[Directions]:
Identify every line in the records below that contains the word "alcoholiza", and reproduce each one.

[Data]:
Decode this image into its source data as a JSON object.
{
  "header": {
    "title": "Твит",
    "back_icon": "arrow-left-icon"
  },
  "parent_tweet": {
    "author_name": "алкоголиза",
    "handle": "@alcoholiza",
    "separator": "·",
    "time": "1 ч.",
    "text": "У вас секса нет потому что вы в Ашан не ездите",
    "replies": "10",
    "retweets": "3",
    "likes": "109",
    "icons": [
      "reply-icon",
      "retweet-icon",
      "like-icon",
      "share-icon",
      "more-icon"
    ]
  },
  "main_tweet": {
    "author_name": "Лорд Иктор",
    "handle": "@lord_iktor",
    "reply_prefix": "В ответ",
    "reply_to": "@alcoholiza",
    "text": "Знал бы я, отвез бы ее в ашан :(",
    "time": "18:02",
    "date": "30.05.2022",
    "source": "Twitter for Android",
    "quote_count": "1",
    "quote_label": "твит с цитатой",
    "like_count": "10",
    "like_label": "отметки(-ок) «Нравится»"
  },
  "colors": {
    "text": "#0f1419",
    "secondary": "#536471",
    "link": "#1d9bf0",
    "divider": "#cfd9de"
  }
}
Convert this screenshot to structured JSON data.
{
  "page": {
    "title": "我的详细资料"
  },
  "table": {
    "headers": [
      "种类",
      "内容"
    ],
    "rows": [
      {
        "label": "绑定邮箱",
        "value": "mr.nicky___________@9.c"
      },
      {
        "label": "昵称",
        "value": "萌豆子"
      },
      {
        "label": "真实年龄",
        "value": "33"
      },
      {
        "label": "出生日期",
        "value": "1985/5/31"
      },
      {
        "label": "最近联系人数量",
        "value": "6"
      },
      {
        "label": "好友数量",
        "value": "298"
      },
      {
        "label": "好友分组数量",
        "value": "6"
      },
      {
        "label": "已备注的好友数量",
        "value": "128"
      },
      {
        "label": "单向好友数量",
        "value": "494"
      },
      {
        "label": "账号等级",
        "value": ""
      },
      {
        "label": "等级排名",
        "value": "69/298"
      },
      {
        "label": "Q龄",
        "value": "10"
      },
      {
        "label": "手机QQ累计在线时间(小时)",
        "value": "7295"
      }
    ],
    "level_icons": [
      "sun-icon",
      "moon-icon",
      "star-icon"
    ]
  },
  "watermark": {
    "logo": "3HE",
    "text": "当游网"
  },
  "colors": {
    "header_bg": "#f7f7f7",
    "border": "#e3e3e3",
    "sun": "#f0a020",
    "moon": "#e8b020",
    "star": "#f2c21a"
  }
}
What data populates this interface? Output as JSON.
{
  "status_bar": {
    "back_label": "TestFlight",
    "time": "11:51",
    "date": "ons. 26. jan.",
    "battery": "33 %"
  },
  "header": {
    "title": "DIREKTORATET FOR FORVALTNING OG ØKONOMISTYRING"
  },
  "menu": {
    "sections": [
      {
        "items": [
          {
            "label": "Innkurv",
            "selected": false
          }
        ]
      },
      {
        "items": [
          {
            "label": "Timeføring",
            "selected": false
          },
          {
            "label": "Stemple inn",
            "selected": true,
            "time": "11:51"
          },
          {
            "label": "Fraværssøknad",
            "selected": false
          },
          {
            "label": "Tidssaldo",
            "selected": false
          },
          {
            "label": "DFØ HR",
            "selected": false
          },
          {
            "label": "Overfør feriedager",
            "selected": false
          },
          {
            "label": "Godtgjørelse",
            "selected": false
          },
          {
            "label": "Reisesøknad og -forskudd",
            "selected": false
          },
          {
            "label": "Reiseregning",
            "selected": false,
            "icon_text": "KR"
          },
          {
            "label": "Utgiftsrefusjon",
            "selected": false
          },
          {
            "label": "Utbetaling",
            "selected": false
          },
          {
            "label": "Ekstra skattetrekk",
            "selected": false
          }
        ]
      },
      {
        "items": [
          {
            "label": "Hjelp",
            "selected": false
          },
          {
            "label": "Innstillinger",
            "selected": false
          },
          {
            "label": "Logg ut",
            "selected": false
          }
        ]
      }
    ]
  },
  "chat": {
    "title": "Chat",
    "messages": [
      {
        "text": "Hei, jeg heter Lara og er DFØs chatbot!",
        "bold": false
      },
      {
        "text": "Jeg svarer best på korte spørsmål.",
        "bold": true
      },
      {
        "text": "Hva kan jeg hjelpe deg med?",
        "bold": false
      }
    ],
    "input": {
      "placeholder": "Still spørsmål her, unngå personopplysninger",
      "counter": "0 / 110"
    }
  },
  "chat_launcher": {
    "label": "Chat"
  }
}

[Response to this exercise]:
    "handle": "@alcoholiza",
    "reply_to": "@alcoholiza",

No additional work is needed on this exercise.